■ REQUIREMENT ■
Find each line holding "Cash" and copy it out.

Structured figure records:
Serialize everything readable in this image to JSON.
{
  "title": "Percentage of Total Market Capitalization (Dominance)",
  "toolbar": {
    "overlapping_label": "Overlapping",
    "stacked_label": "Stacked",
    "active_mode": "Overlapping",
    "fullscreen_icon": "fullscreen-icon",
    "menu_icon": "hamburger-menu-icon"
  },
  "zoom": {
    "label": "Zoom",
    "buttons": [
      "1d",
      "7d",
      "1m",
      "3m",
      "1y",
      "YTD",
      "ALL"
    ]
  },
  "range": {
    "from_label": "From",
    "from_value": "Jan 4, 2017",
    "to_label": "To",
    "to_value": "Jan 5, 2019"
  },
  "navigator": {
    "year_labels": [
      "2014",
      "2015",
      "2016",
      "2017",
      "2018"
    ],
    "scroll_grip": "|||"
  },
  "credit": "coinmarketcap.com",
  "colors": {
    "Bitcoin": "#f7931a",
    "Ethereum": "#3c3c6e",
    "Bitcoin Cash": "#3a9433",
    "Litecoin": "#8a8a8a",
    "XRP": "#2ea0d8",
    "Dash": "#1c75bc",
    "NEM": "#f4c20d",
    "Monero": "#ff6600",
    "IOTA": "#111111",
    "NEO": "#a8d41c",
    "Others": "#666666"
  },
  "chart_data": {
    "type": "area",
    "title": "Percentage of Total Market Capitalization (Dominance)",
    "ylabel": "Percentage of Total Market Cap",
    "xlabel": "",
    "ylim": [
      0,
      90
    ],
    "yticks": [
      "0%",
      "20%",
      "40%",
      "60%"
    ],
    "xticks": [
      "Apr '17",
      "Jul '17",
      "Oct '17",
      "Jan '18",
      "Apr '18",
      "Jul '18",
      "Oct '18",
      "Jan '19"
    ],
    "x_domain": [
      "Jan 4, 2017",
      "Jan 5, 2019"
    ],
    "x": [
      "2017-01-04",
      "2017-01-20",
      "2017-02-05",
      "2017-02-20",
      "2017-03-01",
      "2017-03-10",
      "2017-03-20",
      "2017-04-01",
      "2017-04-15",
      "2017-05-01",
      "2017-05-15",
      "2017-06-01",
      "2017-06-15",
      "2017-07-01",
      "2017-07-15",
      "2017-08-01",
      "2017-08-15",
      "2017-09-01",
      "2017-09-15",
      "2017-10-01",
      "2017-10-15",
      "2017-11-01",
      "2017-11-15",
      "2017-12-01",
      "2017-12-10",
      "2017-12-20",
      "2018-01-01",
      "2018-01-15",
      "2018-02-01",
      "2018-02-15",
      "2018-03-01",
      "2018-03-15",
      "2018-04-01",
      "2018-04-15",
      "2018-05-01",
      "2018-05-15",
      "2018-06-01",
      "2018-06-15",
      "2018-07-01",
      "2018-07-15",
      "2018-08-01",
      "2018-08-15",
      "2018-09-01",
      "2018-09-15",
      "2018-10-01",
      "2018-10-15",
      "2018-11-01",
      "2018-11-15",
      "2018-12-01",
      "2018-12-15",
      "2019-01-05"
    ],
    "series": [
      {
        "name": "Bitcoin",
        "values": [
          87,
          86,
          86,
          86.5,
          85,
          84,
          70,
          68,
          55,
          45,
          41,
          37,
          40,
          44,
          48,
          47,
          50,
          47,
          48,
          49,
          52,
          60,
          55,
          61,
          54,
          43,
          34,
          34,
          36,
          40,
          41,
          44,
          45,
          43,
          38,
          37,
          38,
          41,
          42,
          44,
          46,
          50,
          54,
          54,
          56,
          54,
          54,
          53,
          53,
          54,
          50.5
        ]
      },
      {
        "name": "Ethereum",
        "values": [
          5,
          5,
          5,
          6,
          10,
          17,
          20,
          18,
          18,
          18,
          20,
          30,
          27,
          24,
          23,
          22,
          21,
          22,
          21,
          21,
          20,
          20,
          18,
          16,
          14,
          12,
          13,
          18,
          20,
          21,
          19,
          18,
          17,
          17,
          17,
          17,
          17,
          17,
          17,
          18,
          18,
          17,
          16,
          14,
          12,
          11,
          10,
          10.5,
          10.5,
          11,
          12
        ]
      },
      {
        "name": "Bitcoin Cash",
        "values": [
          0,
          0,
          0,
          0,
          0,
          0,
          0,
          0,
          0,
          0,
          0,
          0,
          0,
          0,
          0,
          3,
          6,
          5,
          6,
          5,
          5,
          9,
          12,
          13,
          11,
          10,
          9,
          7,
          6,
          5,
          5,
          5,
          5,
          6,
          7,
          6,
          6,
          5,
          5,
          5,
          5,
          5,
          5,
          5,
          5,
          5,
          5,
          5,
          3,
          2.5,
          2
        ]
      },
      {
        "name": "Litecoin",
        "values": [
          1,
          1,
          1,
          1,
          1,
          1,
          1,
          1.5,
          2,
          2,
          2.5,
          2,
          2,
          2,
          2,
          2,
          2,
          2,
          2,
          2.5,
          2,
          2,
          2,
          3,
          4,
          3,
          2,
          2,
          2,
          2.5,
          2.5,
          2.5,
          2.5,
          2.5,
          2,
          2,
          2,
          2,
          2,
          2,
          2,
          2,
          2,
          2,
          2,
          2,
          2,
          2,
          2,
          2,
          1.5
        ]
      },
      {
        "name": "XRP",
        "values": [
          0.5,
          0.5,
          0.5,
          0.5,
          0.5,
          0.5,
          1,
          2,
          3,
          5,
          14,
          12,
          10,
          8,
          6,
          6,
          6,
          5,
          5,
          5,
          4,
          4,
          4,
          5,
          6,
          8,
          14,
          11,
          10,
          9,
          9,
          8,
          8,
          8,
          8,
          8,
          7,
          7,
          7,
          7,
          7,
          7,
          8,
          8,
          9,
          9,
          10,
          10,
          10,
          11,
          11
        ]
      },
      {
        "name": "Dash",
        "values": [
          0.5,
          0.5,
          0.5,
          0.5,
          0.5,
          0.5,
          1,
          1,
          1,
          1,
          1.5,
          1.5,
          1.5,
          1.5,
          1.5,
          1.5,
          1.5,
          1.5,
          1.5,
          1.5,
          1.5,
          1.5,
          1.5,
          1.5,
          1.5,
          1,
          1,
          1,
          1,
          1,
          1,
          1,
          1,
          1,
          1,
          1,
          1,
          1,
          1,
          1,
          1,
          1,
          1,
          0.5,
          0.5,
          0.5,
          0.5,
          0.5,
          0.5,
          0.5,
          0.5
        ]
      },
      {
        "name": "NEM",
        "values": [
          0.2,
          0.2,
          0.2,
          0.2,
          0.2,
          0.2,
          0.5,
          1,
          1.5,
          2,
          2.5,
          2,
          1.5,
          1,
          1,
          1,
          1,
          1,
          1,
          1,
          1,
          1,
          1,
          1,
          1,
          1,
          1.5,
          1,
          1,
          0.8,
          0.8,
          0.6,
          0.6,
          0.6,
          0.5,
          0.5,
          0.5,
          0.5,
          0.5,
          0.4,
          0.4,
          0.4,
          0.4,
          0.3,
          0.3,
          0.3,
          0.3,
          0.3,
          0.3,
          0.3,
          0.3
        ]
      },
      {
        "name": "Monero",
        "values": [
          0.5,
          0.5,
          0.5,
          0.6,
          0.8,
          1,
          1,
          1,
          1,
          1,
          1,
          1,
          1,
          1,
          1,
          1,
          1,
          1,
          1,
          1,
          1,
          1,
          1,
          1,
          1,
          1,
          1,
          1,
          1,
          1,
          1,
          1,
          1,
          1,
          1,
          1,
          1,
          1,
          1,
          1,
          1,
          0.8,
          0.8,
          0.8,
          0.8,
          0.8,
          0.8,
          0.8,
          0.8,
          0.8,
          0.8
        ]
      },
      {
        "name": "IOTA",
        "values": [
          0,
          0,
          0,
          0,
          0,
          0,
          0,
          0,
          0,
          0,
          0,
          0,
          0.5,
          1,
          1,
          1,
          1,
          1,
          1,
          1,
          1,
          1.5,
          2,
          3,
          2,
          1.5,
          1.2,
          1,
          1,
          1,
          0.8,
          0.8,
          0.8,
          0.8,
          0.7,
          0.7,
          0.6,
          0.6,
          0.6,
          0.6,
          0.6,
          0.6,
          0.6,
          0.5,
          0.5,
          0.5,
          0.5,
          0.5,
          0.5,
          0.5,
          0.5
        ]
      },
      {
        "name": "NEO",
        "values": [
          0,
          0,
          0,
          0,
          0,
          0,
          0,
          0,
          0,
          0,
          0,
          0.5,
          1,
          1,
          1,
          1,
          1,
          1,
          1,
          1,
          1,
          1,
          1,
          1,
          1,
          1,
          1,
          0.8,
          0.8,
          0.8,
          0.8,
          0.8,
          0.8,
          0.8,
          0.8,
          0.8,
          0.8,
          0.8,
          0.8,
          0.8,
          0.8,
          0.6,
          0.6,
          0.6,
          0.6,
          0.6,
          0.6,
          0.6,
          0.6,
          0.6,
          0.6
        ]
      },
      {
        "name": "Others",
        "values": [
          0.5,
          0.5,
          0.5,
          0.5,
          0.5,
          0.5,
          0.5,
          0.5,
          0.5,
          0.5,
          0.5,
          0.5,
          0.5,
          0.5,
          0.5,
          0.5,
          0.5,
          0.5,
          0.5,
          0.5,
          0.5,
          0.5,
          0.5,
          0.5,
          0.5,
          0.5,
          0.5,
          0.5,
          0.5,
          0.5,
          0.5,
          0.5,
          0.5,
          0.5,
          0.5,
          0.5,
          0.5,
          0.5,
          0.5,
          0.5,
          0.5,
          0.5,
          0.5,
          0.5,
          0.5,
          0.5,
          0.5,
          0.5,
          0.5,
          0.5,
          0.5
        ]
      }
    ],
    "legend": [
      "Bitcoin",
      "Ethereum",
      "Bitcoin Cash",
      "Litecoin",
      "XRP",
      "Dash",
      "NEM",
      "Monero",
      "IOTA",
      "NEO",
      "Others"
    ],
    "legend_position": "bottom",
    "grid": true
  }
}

■ TASK SOLUTION ■
    "Bitcoin Cash": "#3a9433",
        "name": "Bitcoin Cash",
      "Bitcoin Cash",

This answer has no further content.